[Recorded data]
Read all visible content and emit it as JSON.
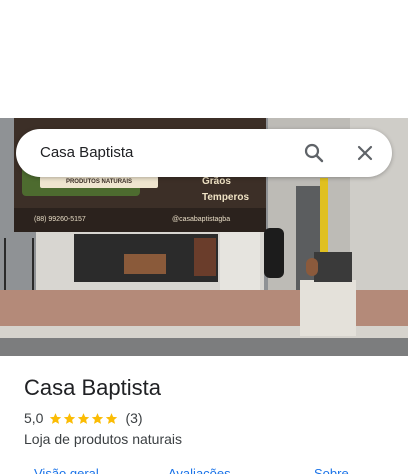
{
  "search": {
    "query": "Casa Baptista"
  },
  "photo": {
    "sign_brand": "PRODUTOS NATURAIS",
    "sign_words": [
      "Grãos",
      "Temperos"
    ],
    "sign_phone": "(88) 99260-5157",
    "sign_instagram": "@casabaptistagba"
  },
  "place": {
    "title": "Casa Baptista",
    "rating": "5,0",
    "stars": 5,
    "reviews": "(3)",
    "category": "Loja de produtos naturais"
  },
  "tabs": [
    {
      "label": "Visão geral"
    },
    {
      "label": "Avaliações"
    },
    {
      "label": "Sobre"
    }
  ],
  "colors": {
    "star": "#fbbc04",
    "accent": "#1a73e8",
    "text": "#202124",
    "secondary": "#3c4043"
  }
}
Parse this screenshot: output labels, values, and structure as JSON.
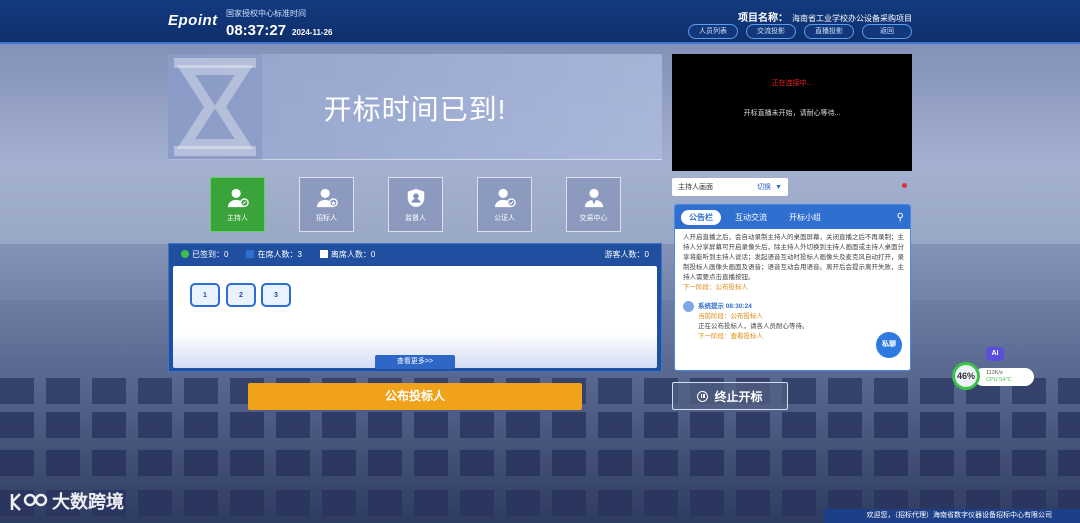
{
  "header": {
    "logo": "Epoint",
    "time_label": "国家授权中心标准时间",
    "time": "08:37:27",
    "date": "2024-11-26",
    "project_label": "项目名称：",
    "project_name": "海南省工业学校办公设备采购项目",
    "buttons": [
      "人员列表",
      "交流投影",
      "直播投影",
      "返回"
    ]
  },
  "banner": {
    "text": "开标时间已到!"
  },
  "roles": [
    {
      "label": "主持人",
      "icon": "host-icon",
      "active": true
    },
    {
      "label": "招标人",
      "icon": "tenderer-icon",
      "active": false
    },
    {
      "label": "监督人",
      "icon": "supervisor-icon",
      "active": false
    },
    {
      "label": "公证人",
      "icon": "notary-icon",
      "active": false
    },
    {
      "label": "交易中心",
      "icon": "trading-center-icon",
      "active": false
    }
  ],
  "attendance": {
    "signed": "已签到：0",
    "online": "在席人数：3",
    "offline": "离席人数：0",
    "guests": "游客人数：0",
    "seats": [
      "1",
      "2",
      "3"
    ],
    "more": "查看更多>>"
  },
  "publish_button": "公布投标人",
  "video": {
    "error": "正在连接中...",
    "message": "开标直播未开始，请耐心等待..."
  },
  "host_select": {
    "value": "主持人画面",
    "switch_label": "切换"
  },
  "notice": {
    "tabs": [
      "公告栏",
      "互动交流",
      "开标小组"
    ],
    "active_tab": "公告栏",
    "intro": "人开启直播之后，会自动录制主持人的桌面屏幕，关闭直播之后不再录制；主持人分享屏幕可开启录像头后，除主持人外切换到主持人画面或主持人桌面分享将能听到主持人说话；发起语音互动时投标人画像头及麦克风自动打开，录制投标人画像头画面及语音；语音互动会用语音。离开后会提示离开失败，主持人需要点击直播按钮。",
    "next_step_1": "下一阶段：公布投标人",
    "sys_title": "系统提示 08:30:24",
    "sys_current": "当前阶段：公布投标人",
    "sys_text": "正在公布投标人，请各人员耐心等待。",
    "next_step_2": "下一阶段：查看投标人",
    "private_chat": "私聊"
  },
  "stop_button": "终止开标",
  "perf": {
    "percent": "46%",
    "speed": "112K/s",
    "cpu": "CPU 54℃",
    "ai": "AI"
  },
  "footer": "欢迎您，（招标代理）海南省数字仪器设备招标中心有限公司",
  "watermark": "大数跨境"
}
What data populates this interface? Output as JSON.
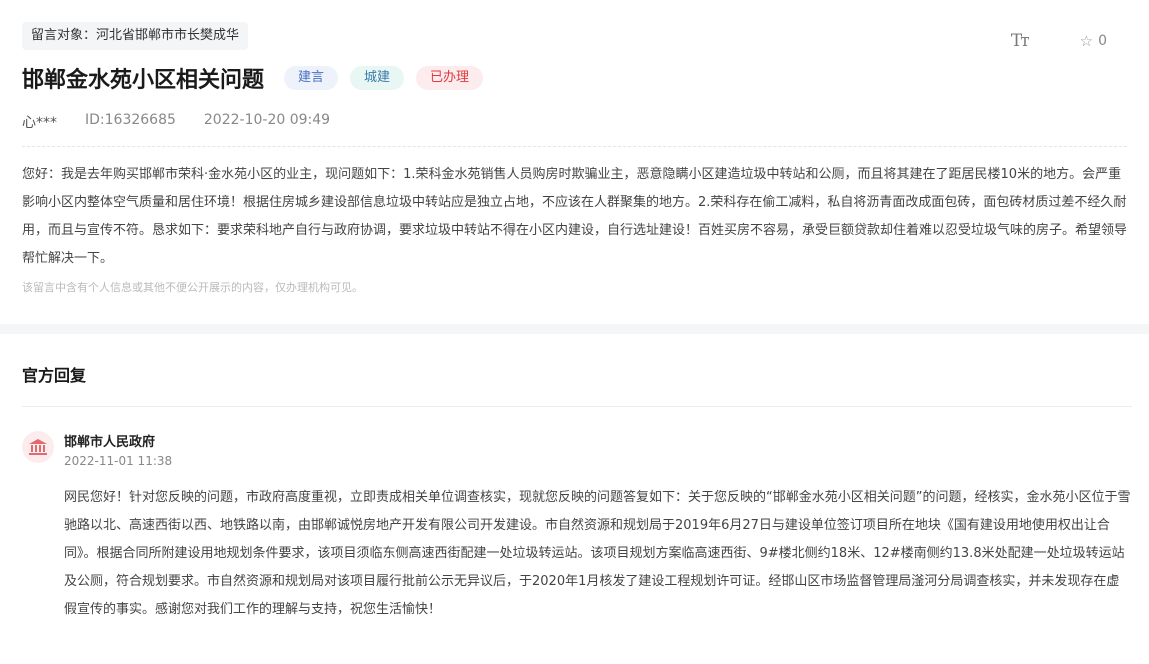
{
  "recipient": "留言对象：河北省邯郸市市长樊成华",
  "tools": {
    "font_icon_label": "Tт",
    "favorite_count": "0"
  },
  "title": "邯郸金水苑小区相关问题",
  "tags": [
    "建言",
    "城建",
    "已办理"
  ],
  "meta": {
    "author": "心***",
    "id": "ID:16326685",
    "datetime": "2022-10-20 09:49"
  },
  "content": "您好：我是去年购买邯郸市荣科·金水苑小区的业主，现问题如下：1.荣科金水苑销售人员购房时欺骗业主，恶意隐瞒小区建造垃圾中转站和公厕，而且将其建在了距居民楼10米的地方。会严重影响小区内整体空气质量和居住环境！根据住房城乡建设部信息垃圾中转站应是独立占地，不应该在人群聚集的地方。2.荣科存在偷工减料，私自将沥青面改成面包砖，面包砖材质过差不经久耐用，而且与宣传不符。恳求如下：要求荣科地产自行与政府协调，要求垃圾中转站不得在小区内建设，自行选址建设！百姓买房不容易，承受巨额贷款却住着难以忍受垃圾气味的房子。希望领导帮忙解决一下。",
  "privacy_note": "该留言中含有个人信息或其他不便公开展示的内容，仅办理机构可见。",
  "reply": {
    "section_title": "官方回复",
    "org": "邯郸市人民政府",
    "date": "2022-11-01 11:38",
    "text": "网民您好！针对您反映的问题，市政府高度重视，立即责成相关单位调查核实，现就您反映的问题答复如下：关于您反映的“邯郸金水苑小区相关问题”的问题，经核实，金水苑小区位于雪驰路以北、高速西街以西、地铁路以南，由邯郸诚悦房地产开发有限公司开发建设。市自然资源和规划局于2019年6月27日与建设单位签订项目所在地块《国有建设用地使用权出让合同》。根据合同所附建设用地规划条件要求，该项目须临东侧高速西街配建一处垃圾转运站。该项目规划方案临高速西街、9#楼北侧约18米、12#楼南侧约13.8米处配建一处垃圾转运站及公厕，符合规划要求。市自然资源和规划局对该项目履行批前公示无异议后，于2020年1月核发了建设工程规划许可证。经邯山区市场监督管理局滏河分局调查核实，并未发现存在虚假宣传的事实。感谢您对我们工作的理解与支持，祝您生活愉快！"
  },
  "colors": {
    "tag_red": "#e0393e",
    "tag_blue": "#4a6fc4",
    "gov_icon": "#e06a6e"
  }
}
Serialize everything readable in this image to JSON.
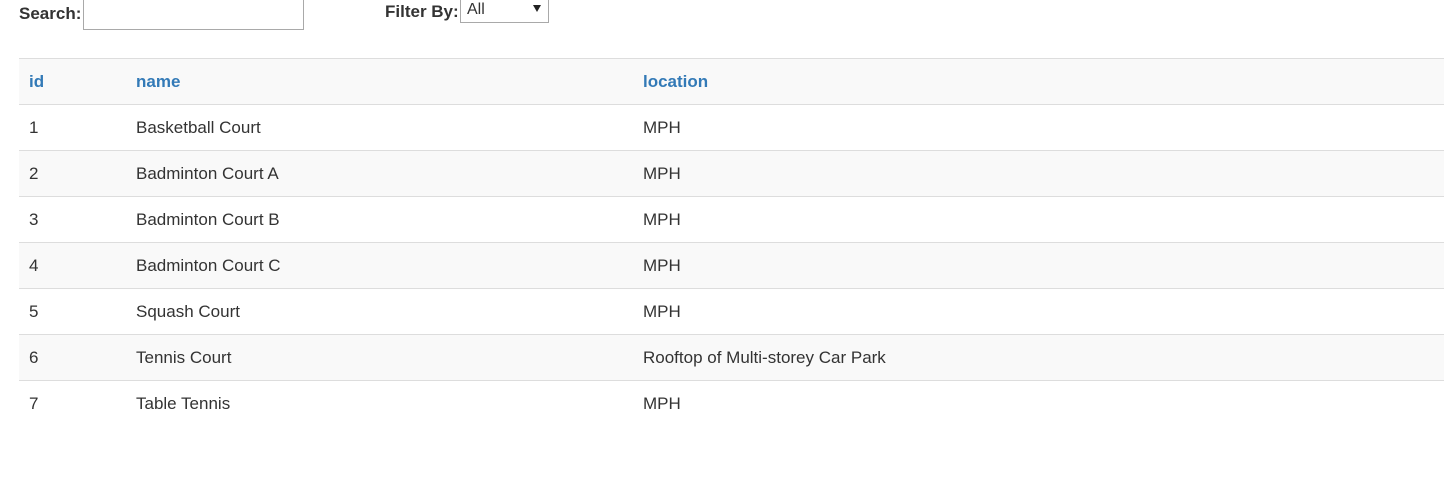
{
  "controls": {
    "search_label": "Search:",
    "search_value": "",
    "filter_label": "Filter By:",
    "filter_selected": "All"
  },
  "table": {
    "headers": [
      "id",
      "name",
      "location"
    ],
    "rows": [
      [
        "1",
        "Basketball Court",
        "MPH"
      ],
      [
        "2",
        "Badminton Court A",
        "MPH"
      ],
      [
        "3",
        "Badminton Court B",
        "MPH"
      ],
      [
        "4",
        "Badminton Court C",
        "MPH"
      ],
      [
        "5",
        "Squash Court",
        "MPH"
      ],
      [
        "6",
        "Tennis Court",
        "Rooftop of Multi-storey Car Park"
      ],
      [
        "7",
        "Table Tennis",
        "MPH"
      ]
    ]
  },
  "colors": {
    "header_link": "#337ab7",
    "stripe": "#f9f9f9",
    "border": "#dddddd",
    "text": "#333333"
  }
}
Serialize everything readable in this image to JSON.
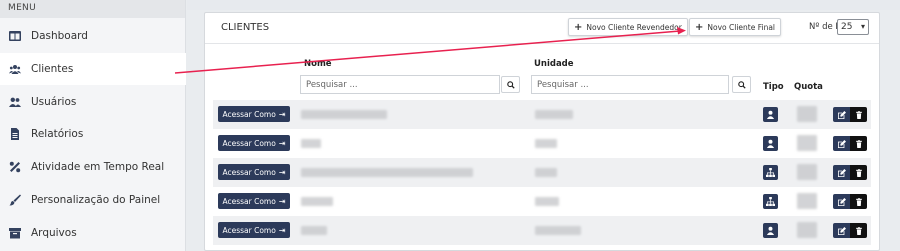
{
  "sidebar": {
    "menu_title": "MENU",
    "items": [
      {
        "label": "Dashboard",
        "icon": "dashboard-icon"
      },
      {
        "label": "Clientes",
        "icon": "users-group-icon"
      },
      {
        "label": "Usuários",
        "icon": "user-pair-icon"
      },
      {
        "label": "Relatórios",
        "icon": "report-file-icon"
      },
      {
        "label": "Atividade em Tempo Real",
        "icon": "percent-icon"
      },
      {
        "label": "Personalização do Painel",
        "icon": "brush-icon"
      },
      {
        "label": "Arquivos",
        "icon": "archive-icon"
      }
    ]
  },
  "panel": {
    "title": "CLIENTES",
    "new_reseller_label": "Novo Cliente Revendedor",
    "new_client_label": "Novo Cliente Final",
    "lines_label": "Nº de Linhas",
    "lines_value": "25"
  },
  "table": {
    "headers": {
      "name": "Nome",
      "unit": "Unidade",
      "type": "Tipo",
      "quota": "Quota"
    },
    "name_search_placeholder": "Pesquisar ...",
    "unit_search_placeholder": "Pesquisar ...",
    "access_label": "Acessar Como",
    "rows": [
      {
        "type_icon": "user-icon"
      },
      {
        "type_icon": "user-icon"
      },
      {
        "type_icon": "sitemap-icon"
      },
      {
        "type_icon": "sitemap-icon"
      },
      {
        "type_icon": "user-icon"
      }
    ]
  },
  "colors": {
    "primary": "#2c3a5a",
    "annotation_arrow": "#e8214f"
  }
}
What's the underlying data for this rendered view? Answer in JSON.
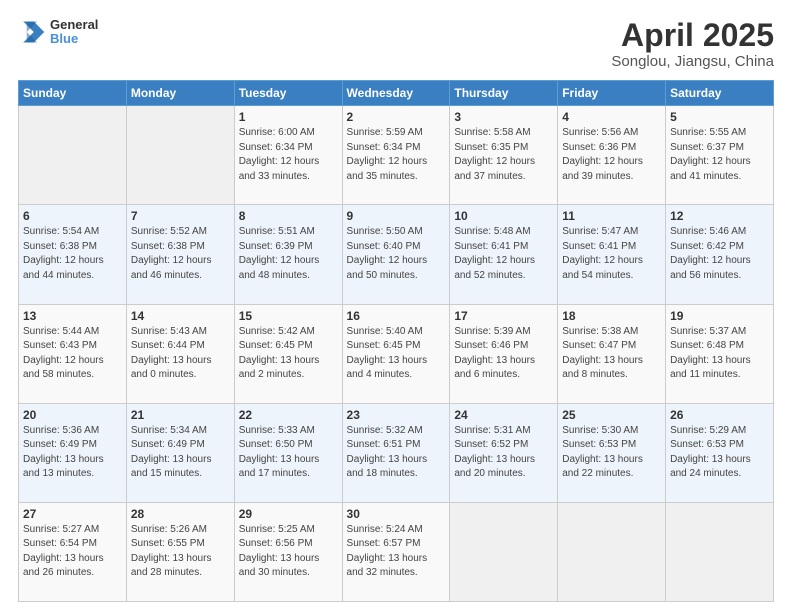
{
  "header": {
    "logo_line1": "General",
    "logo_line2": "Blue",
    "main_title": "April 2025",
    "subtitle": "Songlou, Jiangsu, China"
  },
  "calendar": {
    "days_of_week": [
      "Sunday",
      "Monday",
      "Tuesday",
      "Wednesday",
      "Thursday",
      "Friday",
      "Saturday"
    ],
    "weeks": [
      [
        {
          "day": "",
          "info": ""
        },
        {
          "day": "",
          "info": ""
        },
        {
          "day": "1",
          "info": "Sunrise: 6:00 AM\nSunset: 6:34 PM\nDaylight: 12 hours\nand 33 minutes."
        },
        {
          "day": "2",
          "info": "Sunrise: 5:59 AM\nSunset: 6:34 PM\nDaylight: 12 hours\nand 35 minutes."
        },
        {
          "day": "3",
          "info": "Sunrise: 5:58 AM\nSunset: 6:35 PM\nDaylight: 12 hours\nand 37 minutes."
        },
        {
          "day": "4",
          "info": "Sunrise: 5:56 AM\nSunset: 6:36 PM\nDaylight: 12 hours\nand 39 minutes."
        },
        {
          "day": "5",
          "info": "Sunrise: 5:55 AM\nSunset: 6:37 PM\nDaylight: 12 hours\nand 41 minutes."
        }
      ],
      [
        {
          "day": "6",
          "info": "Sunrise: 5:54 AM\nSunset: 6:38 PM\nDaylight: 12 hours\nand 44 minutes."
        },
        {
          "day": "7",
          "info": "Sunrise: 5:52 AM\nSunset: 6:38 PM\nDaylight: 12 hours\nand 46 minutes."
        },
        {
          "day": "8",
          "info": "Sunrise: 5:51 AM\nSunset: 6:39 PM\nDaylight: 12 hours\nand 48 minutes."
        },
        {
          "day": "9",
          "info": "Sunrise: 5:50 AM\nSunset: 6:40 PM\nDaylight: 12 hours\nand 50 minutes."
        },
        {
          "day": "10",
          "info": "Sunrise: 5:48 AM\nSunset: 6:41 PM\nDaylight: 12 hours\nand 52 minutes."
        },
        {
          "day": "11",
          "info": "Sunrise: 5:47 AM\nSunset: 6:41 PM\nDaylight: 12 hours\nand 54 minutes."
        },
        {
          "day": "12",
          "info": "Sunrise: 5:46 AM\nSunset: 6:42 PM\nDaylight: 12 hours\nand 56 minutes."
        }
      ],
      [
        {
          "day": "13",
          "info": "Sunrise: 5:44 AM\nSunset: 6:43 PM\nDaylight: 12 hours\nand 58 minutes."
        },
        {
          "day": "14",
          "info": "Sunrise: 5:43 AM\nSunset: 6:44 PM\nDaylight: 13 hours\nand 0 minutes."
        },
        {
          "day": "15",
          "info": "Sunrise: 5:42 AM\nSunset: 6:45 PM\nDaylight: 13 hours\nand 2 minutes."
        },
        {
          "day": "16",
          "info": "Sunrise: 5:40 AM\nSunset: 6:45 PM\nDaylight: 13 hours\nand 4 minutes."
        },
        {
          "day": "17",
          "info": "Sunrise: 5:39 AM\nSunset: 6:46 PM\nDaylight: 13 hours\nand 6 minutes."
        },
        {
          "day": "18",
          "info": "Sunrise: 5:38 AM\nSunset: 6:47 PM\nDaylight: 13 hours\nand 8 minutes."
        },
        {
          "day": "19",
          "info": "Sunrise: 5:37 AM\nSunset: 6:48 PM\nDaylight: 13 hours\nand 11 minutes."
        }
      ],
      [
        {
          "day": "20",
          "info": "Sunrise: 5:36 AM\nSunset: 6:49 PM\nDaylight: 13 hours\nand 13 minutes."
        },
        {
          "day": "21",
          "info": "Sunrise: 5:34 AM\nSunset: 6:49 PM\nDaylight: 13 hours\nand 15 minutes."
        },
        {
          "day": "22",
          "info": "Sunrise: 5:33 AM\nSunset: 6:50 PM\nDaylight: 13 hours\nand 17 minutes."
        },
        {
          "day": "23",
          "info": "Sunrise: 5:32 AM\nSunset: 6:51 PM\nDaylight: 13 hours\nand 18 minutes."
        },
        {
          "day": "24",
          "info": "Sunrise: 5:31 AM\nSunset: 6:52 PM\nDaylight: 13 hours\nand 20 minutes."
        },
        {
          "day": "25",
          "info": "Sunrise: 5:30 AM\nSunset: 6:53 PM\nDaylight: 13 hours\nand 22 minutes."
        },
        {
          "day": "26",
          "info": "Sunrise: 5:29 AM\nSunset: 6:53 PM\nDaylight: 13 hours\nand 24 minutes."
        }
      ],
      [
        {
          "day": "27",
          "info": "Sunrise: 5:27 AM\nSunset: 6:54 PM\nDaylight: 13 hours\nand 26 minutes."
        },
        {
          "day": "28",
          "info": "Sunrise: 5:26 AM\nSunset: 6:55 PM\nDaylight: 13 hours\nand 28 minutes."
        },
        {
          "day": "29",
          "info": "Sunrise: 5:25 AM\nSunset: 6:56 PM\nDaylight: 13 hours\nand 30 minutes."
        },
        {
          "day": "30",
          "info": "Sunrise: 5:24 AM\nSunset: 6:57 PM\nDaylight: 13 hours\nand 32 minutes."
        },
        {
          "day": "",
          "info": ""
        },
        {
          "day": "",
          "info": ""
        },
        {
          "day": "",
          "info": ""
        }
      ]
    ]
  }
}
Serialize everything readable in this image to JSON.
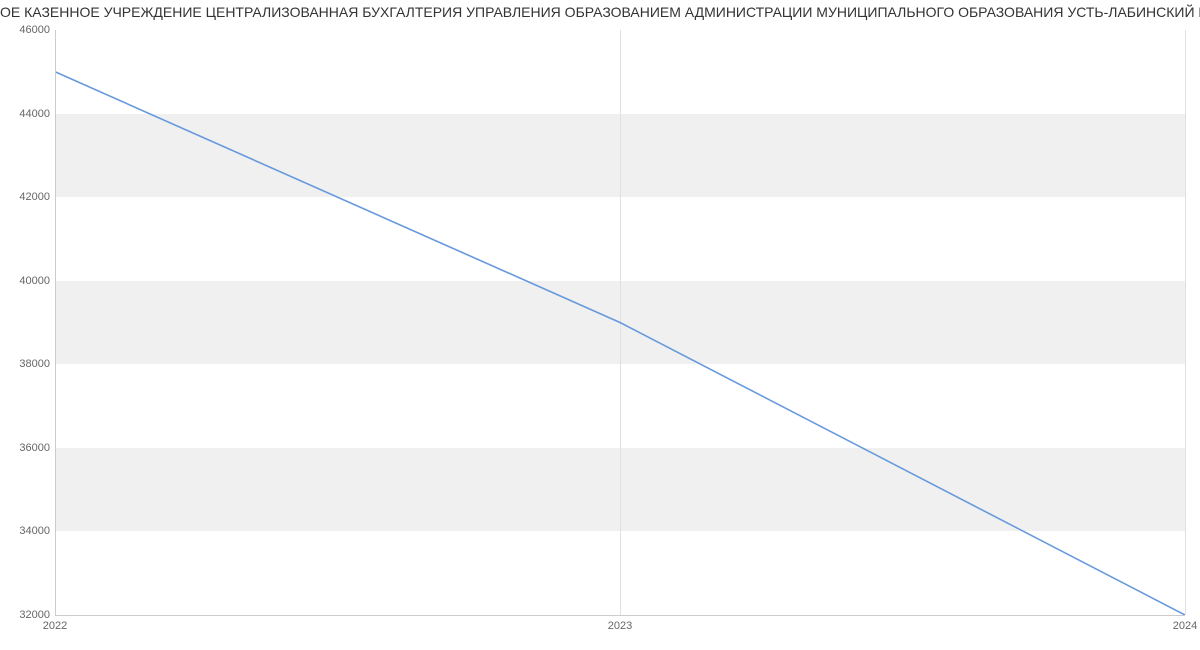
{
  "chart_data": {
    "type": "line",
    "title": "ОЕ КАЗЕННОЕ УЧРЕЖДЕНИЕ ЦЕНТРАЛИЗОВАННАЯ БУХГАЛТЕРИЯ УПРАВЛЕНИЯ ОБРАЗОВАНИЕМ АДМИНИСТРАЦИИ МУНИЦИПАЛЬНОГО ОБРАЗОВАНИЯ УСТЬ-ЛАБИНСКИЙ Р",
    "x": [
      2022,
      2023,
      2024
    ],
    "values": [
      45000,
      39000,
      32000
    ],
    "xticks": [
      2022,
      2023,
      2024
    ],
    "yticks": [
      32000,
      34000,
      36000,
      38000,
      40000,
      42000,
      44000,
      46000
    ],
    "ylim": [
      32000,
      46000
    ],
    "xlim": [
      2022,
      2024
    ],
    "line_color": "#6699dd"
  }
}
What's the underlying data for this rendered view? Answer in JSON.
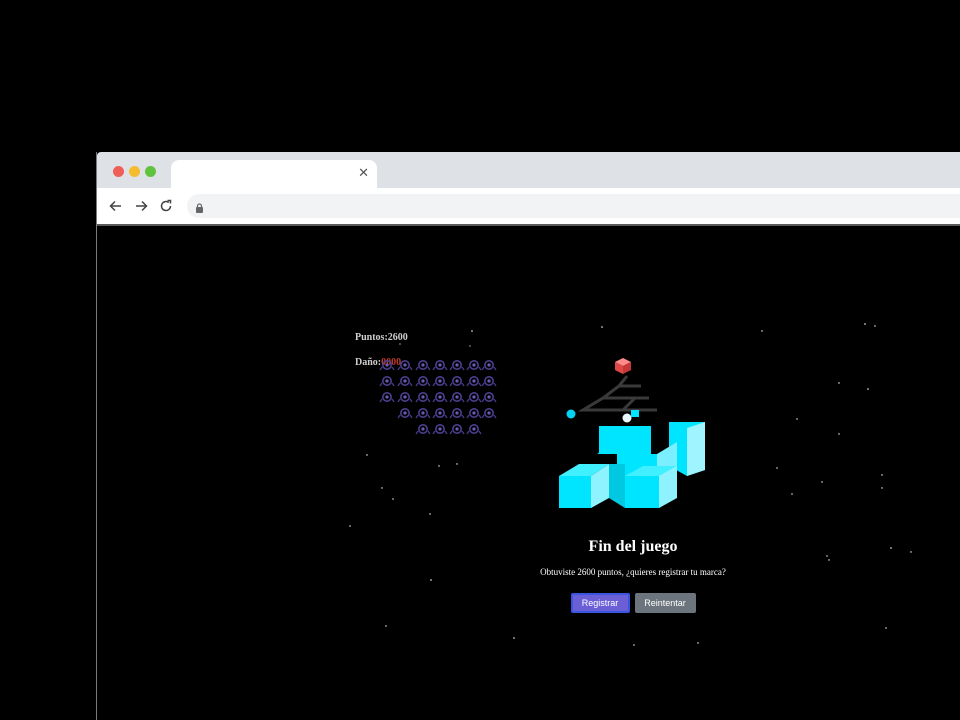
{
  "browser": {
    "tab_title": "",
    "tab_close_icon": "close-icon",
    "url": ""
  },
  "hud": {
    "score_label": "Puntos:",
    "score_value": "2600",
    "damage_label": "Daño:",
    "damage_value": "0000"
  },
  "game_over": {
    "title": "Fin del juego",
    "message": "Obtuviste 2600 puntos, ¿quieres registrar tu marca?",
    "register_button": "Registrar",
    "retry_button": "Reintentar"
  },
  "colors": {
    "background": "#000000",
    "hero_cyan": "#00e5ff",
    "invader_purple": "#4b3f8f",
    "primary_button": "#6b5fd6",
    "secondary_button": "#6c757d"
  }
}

» **Task requirements**: Identify and copy the lines holding the word "message".

» **Result of the task**:
    "message": "开标直播未开始，请耐心等待..."
    "message": "Obtuviste 2600 puntos, ¿quieres registrar tu marca?",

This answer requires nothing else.